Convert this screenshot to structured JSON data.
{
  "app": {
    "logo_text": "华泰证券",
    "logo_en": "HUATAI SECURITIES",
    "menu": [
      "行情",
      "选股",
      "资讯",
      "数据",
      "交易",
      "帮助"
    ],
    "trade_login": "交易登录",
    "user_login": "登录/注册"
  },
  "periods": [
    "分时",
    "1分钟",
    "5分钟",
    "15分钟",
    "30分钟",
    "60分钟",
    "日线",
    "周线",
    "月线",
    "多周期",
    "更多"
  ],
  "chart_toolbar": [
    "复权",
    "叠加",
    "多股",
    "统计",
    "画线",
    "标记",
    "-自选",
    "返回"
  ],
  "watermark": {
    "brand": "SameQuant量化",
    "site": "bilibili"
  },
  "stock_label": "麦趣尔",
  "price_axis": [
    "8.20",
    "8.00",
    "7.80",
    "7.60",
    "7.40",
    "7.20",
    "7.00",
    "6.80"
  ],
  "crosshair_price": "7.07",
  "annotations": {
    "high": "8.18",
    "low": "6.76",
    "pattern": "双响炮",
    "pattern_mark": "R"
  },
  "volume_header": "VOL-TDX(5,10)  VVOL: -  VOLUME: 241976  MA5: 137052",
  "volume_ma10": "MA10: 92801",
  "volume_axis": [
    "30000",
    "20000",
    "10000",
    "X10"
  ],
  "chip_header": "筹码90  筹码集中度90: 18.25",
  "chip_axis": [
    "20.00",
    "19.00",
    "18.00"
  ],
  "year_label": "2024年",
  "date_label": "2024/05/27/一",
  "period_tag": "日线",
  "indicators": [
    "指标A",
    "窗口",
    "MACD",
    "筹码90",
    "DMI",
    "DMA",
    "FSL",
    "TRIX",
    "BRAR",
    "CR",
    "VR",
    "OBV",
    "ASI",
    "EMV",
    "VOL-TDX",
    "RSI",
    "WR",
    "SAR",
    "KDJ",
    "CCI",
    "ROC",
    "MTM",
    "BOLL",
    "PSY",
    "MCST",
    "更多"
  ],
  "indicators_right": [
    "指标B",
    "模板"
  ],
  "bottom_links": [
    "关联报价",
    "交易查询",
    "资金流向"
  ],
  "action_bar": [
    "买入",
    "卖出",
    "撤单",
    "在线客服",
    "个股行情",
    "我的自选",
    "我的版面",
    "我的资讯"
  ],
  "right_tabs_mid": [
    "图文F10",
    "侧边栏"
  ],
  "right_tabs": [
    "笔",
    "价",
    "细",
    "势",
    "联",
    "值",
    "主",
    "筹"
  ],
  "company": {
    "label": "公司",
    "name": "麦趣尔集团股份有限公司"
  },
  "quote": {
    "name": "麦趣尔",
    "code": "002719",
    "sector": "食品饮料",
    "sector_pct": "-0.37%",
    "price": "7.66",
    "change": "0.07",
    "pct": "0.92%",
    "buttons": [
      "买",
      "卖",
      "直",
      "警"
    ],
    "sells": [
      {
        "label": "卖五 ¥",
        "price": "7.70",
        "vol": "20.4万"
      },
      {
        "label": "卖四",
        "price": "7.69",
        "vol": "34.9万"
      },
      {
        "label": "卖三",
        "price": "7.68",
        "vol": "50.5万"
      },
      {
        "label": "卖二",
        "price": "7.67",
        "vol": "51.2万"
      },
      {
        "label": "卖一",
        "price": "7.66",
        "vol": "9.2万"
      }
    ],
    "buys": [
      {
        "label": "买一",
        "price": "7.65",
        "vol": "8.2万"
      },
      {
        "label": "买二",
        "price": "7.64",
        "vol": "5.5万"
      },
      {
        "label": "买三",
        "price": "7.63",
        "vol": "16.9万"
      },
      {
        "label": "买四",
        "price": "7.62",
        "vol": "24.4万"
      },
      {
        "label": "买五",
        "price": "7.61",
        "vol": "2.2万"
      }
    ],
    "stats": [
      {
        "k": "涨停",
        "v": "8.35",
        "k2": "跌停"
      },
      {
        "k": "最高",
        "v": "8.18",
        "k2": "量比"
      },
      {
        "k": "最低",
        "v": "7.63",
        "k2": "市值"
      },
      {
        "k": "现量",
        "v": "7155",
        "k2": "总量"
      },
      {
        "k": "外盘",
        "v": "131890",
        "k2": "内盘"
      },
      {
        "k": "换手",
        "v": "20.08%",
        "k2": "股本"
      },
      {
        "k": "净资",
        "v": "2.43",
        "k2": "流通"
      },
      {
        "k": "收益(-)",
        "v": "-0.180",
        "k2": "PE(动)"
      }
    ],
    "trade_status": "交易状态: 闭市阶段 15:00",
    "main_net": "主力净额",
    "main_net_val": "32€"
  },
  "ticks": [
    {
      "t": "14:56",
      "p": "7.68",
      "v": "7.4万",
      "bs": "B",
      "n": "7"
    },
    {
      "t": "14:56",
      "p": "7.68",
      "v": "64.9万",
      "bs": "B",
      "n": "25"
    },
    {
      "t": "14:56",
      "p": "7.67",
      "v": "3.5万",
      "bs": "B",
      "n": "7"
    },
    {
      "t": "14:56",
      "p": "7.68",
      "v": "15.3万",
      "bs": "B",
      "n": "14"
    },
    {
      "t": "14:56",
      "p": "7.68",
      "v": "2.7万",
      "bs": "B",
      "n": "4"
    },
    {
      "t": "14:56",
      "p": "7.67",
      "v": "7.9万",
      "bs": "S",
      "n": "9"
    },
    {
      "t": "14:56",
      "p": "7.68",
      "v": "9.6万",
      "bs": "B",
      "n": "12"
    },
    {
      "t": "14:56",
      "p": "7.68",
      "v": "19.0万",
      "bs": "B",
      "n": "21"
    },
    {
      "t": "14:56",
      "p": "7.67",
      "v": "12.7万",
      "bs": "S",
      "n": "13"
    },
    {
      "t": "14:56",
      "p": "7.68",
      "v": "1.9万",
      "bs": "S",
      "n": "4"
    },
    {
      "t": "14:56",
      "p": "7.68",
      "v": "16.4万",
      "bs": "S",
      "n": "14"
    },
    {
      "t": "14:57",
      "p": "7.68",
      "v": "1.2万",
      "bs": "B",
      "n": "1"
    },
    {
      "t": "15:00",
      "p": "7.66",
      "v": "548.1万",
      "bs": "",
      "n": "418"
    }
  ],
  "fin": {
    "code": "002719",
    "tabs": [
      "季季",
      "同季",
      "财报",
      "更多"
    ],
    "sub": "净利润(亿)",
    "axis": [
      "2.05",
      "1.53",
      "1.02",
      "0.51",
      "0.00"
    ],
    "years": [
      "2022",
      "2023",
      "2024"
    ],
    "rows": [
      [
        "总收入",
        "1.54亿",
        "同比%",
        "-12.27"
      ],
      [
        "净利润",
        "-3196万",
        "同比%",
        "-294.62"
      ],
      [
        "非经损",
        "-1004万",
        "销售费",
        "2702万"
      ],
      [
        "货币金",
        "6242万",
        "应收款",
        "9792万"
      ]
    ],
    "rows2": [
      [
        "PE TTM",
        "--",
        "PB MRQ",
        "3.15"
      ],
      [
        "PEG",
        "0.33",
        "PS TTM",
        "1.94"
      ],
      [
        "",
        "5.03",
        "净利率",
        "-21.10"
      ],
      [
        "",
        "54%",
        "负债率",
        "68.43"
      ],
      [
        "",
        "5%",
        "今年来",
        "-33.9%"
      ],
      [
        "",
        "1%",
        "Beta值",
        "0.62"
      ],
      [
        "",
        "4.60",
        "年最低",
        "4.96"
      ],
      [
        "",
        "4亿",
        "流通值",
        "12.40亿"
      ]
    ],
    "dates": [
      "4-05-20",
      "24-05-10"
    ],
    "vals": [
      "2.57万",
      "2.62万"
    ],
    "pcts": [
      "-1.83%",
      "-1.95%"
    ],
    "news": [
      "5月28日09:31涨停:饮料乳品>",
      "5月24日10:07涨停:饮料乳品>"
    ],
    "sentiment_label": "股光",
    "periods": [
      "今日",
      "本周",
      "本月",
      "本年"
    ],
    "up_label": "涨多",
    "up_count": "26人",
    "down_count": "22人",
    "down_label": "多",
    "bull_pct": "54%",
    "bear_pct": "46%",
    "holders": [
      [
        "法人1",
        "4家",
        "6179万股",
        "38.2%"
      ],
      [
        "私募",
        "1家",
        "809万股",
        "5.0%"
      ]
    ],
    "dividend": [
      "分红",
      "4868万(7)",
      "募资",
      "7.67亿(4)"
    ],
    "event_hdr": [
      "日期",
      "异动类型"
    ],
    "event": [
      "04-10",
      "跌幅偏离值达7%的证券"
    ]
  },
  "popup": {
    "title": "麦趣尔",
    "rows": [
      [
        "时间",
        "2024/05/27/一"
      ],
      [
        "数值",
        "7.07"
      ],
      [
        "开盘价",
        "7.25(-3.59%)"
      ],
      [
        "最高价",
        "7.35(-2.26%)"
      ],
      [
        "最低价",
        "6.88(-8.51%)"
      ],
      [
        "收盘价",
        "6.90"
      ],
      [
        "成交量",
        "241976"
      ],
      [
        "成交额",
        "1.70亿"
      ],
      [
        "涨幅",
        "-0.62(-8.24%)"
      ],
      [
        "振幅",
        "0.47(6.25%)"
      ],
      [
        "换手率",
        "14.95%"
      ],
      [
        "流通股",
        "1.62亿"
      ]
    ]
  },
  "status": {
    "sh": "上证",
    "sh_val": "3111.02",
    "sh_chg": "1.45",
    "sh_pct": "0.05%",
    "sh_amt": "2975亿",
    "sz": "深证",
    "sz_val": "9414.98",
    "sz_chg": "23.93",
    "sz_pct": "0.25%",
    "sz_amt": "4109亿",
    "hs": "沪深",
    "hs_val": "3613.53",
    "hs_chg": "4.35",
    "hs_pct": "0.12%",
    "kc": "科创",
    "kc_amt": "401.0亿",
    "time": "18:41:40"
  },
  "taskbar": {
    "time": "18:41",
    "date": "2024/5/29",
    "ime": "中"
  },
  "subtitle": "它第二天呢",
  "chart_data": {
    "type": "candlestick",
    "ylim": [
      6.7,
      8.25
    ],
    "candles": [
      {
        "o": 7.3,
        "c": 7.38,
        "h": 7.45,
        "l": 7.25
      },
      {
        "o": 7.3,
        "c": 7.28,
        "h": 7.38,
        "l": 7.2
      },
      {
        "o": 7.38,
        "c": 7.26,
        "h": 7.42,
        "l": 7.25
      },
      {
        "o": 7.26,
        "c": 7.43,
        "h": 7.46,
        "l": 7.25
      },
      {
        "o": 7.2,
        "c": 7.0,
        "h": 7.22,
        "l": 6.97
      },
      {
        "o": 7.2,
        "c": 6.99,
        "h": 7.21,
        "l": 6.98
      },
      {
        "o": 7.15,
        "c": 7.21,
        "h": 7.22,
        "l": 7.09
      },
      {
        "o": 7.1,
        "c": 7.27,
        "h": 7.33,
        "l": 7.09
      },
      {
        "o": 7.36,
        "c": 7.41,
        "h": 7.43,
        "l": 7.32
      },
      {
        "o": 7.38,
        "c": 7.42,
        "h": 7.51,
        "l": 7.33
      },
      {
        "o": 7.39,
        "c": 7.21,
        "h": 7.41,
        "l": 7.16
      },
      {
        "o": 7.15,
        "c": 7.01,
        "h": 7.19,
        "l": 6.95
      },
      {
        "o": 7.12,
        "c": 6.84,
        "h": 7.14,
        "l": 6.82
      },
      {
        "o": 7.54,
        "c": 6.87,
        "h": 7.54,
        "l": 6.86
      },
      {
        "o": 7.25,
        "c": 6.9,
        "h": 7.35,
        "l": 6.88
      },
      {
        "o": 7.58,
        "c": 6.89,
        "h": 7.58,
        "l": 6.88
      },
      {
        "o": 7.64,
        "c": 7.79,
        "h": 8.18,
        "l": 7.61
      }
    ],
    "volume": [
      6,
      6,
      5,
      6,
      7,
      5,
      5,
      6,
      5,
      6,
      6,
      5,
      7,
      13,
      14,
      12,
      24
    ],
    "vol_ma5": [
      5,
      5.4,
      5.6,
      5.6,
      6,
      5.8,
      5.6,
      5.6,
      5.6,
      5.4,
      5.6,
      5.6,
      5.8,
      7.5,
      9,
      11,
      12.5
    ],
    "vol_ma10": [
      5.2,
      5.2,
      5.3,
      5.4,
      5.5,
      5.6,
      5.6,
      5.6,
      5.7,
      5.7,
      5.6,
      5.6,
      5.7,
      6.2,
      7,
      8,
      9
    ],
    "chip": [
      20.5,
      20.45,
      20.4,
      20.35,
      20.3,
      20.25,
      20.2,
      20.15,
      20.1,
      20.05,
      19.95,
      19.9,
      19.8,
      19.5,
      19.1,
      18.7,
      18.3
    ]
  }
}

**CHALLENGE**
In the listing above, find the lines holding the word "饮料乳品" and copy them.

**SOLUTION FOR THIS PROBLEM**
      "5月28日09:31涨停:饮料乳品>",
      "5月24日10:07涨停:饮料乳品>"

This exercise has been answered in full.